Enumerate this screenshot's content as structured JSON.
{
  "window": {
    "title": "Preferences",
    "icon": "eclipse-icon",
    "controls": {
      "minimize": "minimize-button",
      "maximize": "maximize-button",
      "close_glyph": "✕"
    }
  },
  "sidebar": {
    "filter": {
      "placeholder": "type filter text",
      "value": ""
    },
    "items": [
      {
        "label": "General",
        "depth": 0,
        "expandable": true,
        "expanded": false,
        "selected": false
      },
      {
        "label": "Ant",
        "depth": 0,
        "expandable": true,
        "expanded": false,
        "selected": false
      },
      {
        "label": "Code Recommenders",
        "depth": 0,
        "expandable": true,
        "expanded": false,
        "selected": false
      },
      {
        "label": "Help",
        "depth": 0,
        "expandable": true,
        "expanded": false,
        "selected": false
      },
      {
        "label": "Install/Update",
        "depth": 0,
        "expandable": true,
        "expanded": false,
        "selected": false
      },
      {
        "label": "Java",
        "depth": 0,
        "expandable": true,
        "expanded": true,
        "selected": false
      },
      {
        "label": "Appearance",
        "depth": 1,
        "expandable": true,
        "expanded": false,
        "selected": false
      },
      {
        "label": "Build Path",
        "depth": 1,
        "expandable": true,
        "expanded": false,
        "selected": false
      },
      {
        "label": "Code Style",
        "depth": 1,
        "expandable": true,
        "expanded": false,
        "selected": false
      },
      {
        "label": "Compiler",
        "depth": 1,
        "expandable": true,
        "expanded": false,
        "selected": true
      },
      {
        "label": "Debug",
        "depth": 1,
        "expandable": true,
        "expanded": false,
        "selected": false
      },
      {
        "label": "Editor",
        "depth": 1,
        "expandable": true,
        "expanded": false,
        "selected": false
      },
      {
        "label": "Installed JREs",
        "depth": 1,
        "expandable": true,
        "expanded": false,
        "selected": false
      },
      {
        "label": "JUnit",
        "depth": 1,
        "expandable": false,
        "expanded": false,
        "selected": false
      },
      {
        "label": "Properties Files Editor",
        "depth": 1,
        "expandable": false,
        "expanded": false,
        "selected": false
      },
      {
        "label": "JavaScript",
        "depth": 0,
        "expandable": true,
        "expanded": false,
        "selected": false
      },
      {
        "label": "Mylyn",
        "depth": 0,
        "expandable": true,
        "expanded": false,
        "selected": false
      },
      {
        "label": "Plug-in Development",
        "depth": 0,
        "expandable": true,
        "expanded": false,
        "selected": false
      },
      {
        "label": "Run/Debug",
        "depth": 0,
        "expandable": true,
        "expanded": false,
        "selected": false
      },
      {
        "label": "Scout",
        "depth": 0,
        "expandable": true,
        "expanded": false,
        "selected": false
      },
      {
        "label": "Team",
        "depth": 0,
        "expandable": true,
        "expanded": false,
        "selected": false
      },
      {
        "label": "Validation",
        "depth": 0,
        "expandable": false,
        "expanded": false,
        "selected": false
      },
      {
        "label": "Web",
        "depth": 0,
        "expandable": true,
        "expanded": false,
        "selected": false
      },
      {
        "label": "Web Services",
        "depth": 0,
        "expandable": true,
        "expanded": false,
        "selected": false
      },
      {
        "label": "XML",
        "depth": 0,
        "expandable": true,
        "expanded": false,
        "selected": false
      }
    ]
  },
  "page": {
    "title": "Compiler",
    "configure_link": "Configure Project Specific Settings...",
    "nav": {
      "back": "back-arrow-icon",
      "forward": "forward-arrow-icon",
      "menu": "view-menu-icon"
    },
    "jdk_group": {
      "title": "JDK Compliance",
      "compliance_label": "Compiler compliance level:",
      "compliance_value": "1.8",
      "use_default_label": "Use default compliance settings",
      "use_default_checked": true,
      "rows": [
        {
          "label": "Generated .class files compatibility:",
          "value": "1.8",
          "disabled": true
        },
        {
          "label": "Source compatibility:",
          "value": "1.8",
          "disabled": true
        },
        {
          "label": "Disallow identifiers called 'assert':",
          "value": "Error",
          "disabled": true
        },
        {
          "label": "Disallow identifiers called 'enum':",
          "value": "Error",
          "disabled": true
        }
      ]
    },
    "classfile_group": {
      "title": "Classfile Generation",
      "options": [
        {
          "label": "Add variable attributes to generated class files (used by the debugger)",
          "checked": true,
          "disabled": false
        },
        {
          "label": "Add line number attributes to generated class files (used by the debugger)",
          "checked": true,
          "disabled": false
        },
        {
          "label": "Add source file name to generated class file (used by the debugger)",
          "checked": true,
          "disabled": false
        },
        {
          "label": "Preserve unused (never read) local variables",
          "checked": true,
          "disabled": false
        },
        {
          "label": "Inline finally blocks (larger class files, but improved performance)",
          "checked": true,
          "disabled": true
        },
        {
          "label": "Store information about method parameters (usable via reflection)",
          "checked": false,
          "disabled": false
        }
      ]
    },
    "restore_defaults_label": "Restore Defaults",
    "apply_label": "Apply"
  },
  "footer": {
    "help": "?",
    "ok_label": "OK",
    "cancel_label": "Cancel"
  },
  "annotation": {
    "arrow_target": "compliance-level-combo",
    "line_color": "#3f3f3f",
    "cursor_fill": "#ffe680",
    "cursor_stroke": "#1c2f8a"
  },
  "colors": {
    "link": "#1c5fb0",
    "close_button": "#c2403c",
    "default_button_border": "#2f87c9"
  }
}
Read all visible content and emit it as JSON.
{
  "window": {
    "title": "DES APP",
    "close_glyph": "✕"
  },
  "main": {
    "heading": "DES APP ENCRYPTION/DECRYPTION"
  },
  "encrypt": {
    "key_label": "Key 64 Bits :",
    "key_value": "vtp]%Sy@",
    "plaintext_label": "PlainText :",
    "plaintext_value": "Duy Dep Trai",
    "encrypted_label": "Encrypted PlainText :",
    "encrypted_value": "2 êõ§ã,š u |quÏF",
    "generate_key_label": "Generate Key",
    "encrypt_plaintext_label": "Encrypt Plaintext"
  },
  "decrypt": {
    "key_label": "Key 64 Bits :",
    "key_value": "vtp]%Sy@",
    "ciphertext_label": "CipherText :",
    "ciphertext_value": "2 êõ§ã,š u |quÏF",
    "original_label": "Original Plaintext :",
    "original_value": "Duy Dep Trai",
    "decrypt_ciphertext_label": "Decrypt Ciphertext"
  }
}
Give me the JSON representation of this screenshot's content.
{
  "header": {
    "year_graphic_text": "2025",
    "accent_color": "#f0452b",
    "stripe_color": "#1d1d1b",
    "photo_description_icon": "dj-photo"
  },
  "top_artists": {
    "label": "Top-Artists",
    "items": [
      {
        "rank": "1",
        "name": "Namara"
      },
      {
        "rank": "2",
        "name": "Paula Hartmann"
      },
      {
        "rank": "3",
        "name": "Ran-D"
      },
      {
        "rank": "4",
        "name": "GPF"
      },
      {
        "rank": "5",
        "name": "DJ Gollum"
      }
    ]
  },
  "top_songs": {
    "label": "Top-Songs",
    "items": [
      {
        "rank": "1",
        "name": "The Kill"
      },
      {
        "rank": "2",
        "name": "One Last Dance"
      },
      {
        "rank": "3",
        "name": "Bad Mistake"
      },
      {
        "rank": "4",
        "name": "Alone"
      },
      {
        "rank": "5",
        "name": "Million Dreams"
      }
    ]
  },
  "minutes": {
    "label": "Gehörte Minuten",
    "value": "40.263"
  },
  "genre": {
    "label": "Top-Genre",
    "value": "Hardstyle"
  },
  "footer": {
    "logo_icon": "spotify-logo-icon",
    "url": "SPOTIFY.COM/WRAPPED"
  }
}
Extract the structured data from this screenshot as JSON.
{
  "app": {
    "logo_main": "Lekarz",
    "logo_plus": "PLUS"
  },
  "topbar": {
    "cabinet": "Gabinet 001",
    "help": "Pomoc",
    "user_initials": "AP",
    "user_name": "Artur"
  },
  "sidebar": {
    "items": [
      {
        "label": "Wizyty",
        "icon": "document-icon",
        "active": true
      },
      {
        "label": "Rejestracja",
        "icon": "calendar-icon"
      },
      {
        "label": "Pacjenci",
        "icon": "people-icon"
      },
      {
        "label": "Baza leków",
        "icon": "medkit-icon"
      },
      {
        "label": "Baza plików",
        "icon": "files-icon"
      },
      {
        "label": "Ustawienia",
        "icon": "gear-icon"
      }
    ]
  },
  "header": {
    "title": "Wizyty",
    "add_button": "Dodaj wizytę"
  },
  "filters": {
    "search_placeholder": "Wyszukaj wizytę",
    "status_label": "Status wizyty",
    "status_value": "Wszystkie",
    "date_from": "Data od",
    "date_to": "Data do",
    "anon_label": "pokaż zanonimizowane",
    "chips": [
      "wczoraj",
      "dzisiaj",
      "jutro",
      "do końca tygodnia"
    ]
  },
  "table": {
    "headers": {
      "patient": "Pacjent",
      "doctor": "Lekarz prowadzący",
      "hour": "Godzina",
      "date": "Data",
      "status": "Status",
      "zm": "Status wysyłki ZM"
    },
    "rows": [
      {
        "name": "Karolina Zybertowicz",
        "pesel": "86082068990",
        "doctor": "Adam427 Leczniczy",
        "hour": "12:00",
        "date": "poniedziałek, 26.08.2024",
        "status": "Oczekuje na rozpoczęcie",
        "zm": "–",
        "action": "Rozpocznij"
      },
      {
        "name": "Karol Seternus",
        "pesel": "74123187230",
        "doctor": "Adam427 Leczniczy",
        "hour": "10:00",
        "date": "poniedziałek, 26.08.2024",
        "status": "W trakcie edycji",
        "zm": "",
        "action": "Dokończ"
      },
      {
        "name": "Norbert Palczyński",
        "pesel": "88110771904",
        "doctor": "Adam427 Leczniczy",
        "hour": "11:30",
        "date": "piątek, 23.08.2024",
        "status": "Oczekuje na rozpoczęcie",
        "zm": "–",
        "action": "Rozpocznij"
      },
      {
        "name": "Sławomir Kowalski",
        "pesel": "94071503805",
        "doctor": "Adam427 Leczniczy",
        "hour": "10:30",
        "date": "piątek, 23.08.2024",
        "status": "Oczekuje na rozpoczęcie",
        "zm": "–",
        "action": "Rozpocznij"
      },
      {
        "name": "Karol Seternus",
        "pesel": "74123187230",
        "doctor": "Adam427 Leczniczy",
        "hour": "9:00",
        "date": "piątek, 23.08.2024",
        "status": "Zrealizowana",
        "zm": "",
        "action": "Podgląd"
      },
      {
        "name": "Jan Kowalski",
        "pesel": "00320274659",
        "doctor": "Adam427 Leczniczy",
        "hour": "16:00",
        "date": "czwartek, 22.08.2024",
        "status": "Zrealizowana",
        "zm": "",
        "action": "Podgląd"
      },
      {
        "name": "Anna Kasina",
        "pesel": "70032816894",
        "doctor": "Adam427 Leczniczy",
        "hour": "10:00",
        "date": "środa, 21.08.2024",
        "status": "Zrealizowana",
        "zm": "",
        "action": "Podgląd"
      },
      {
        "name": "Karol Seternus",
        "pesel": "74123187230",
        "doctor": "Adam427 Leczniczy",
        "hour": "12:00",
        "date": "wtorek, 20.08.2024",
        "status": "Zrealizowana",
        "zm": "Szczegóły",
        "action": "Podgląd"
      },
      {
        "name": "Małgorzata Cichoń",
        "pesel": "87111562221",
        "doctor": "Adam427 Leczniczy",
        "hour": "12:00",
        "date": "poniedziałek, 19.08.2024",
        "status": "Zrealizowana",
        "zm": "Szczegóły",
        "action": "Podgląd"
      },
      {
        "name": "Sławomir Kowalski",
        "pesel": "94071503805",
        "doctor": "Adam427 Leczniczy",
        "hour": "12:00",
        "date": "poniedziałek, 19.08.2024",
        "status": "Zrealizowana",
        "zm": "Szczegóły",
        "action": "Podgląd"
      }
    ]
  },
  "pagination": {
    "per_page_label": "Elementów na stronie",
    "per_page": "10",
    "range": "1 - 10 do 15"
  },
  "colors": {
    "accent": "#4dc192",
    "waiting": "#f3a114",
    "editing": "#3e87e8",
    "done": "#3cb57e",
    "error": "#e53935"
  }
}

**Short task**. Each line that holds the word "this" should be extracted from the records.

**Expected answer**.
Enumerate this screenshot's content as structured JSON.
Give me the JSON representation of this screenshot's content.
Extract the structured data from this screenshot as JSON.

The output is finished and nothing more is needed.